◆ **OBJECTIVE**:
Every record should be written out exactly, please.

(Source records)
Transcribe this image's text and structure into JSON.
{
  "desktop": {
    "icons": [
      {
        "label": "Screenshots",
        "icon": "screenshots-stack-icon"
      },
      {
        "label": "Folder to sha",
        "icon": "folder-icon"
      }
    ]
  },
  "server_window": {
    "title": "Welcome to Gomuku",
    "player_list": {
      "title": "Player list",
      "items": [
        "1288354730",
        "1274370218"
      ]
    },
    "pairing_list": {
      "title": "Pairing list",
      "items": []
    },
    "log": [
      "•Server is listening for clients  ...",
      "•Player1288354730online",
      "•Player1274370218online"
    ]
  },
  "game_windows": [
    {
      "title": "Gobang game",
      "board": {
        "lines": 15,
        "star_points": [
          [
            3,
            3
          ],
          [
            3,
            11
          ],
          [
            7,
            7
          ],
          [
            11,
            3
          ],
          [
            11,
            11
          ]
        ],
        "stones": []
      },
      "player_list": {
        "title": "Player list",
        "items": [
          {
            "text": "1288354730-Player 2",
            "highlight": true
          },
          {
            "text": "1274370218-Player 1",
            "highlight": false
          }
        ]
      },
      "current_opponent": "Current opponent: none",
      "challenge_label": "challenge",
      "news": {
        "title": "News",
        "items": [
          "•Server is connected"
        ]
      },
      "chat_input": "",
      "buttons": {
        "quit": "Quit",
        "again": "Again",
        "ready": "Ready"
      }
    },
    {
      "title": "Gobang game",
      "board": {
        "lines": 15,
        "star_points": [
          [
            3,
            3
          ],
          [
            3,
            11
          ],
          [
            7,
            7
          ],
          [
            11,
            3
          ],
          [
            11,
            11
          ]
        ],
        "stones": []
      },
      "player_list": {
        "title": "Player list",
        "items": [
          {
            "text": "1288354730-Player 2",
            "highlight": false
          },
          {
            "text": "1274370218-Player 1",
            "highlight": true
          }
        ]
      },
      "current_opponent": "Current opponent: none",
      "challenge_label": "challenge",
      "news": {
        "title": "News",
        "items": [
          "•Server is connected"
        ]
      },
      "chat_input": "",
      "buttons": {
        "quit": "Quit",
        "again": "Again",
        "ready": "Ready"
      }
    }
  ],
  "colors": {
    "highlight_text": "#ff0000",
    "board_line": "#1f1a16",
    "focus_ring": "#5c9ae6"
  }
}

◆ **SOLUTION**:
Transcribe this image's text and structure into JSON.
{
  "desktop": {
    "icons": [
      {
        "label": "Screenshots",
        "icon": "screenshots-stack-icon"
      },
      {
        "label": "Folder to sha",
        "icon": "folder-icon"
      }
    ]
  },
  "server_window": {
    "title": "Welcome to Gomuku",
    "player_list": {
      "title": "Player list",
      "items": [
        "1288354730",
        "1274370218"
      ]
    },
    "pairing_list": {
      "title": "Pairing list",
      "items": []
    },
    "log": [
      "•Server is listening for clients  ...",
      "•Player1288354730online",
      "•Player1274370218online"
    ]
  },
  "game_windows": [
    {
      "title": "Gobang game",
      "board": {
        "lines": 15,
        "star_points": [
          [
            3,
            3
          ],
          [
            3,
            11
          ],
          [
            7,
            7
          ],
          [
            11,
            3
          ],
          [
            11,
            11
          ]
        ],
        "stones": []
      },
      "player_list": {
        "title": "Player list",
        "items": [
          {
            "text": "1288354730-Player 2",
            "highlight": true
          },
          {
            "text": "1274370218-Player 1",
            "highlight": false
          }
        ]
      },
      "current_opponent": "Current opponent: none",
      "challenge_label": "challenge",
      "news": {
        "title": "News",
        "items": [
          "•Server is connected"
        ]
      },
      "chat_input": "",
      "buttons": {
        "quit": "Quit",
        "again": "Again",
        "ready": "Ready"
      }
    },
    {
      "title": "Gobang game",
      "board": {
        "lines": 15,
        "star_points": [
          [
            3,
            3
          ],
          [
            3,
            11
          ],
          [
            7,
            7
          ],
          [
            11,
            3
          ],
          [
            11,
            11
          ]
        ],
        "stones": []
      },
      "player_list": {
        "title": "Player list",
        "items": [
          {
            "text": "1288354730-Player 2",
            "highlight": false
          },
          {
            "text": "1274370218-Player 1",
            "highlight": true
          }
        ]
      },
      "current_opponent": "Current opponent: none",
      "challenge_label": "challenge",
      "news": {
        "title": "News",
        "items": [
          "•Server is connected"
        ]
      },
      "chat_input": "",
      "buttons": {
        "quit": "Quit",
        "again": "Again",
        "ready": "Ready"
      }
    }
  ],
  "colors": {
    "highlight_text": "#ff0000",
    "board_line": "#1f1a16",
    "focus_ring": "#5c9ae6"
  }
}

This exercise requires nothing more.